> Instructions for the task
Reproduce the listing below without any change.

> Data for processing
+++++

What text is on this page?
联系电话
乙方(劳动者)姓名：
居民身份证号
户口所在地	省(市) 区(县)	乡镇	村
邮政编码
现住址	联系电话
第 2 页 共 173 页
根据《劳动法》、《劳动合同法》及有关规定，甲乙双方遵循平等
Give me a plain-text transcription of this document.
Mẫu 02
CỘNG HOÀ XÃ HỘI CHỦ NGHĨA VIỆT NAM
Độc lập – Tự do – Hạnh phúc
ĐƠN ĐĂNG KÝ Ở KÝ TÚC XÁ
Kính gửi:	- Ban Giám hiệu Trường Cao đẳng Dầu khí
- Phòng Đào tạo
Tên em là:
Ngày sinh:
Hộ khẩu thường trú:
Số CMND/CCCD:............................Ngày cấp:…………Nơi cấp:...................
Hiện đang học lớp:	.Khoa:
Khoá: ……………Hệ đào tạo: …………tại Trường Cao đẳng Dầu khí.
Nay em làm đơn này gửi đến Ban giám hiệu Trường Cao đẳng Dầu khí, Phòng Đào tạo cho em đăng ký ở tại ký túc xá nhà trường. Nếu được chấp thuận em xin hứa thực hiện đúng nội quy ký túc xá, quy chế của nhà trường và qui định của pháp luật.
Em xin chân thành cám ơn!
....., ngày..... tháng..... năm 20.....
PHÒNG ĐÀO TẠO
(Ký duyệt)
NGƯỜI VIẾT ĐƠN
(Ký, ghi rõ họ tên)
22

+++++

> Final result
What text is on this page?
联系电话
乙方(劳动者)姓名：
居民身份证号
户口所在地	省(市) 区(县)	乡镇	村
邮政编码
现住址	联系电话
第 2 页 共 173 页
根据《劳动法》、《劳动合同法》及有关规定，甲乙双方遵循平等
Give me a plain-text transcription of this document.
Mẫu 02
CỘNG HOÀ XÃ HỘI CHỦ NGHĨA VIỆT NAM
Độc lập – Tự do – Hạnh phúc
ĐƠN ĐĂNG KÝ Ở KÝ TÚC XÁ
Kính gửi:	- Ban Giám hiệu Trường Cao đẳng Dầu khí
- Phòng Đào tạo
Tên em là:
Ngày sinh:
Hộ khẩu thường trú:
Số CMND/CCCD:............................Ngày cấp:…………Nơi cấp:...................
Hiện đang học lớp:	.Khoa:
Khoá: ……………Hệ đào tạo: …………tại Trường Cao đẳng Dầu khí.
Nay em làm đơn này gửi đến Ban giám hiệu Trường Cao đẳng Dầu khí, Phòng Đào tạo cho em đăng ký ở tại ký túc xá nhà trường. Nếu được chấp thuận em xin hứa thực hiện đúng nội quy ký túc xá, quy chế của nhà trường và qui định của pháp luật.
Em xin chân thành cám ơn!
....., ngày..... tháng..... năm 20.....
PHÒNG ĐÀO TẠO
(Ký duyệt)
NGƯỜI VIẾT ĐƠN
(Ký, ghi rõ họ tên)
22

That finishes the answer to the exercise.